▶ _DATA SHOWN_

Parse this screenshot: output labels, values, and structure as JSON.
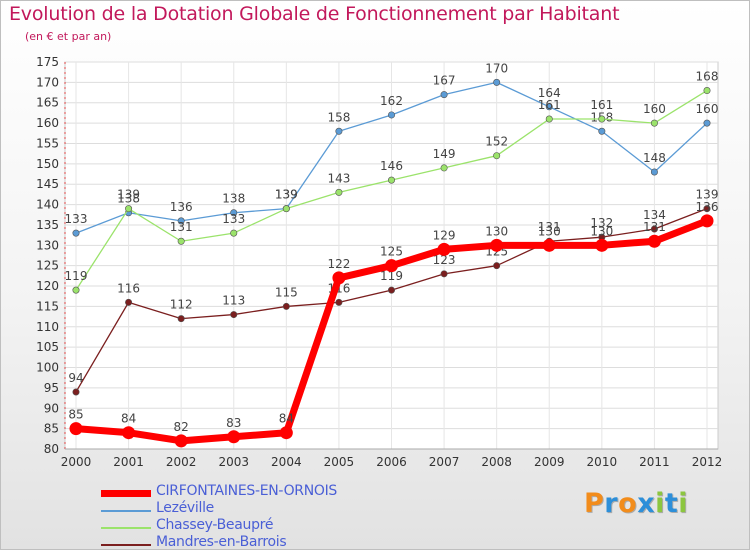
{
  "title": "Evolution de la Dotation Globale de Fonctionnement par Habitant",
  "subtitle": "(en € et par an)",
  "logo": {
    "letters": [
      "P",
      "r",
      "o",
      "x",
      "i",
      "t",
      "i"
    ],
    "colors": [
      "#f28c1b",
      "#2d8fd9",
      "#f28c1b",
      "#2d8fd9",
      "#8cc63f",
      "#2d8fd9",
      "#8cc63f"
    ]
  },
  "chart_data": {
    "type": "line",
    "title": "Evolution de la Dotation Globale de Fonctionnement par Habitant",
    "subtitle": "(en € et par an)",
    "x": [
      "2000",
      "2001",
      "2002",
      "2003",
      "2004",
      "2005",
      "2006",
      "2007",
      "2008",
      "2009",
      "2010",
      "2011",
      "2012"
    ],
    "ylim": [
      80,
      175
    ],
    "yticks": [
      80,
      85,
      90,
      95,
      100,
      105,
      110,
      115,
      120,
      125,
      130,
      135,
      140,
      145,
      150,
      155,
      160,
      165,
      170,
      175
    ],
    "grid": true,
    "legend": "bottom",
    "series": [
      {
        "name": "Lezéville",
        "color": "#5b9bd5",
        "values": [
          133,
          138,
          136,
          138,
          139,
          158,
          162,
          167,
          170,
          164,
          158,
          148,
          160
        ]
      },
      {
        "name": "Chassey-Beaupré",
        "color": "#9be36b",
        "values": [
          119,
          139,
          131,
          133,
          139,
          143,
          146,
          149,
          152,
          161,
          161,
          160,
          168
        ]
      },
      {
        "name": "Mandres-en-Barrois",
        "color": "#7b1f1f",
        "values": [
          94,
          116,
          112,
          113,
          115,
          116,
          119,
          123,
          125,
          131,
          132,
          134,
          139
        ]
      },
      {
        "name": "CIRFONTAINES-EN-ORNOIS",
        "color": "#ff0000",
        "values": [
          85,
          84,
          82,
          83,
          84,
          122,
          125,
          129,
          130,
          130,
          130,
          131,
          136
        ]
      }
    ],
    "legend_order": [
      "CIRFONTAINES-EN-ORNOIS",
      "Lezéville",
      "Chassey-Beaupré",
      "Mandres-en-Barrois"
    ]
  }
}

▶ _REQUIREMENTS_
All of the entries above should be copied exactly, except for the pictures.

▶ _TASK ANSWER_
Parse this screenshot: output labels, values, and structure as JSON.
{
  "title": "Evolution de la Dotation Globale de Fonctionnement par Habitant",
  "subtitle": "(en € et par an)",
  "logo": {
    "letters": [
      "P",
      "r",
      "o",
      "x",
      "i",
      "t",
      "i"
    ],
    "colors": [
      "#f28c1b",
      "#2d8fd9",
      "#f28c1b",
      "#2d8fd9",
      "#8cc63f",
      "#2d8fd9",
      "#8cc63f"
    ]
  },
  "chart_data": {
    "type": "line",
    "title": "Evolution de la Dotation Globale de Fonctionnement par Habitant",
    "subtitle": "(en € et par an)",
    "x": [
      "2000",
      "2001",
      "2002",
      "2003",
      "2004",
      "2005",
      "2006",
      "2007",
      "2008",
      "2009",
      "2010",
      "2011",
      "2012"
    ],
    "ylim": [
      80,
      175
    ],
    "yticks": [
      80,
      85,
      90,
      95,
      100,
      105,
      110,
      115,
      120,
      125,
      130,
      135,
      140,
      145,
      150,
      155,
      160,
      165,
      170,
      175
    ],
    "grid": true,
    "legend": "bottom",
    "series": [
      {
        "name": "Lezéville",
        "color": "#5b9bd5",
        "values": [
          133,
          138,
          136,
          138,
          139,
          158,
          162,
          167,
          170,
          164,
          158,
          148,
          160
        ]
      },
      {
        "name": "Chassey-Beaupré",
        "color": "#9be36b",
        "values": [
          119,
          139,
          131,
          133,
          139,
          143,
          146,
          149,
          152,
          161,
          161,
          160,
          168
        ]
      },
      {
        "name": "Mandres-en-Barrois",
        "color": "#7b1f1f",
        "values": [
          94,
          116,
          112,
          113,
          115,
          116,
          119,
          123,
          125,
          131,
          132,
          134,
          139
        ]
      },
      {
        "name": "CIRFONTAINES-EN-ORNOIS",
        "color": "#ff0000",
        "values": [
          85,
          84,
          82,
          83,
          84,
          122,
          125,
          129,
          130,
          130,
          130,
          131,
          136
        ]
      }
    ],
    "legend_order": [
      "CIRFONTAINES-EN-ORNOIS",
      "Lezéville",
      "Chassey-Beaupré",
      "Mandres-en-Barrois"
    ]
  }
}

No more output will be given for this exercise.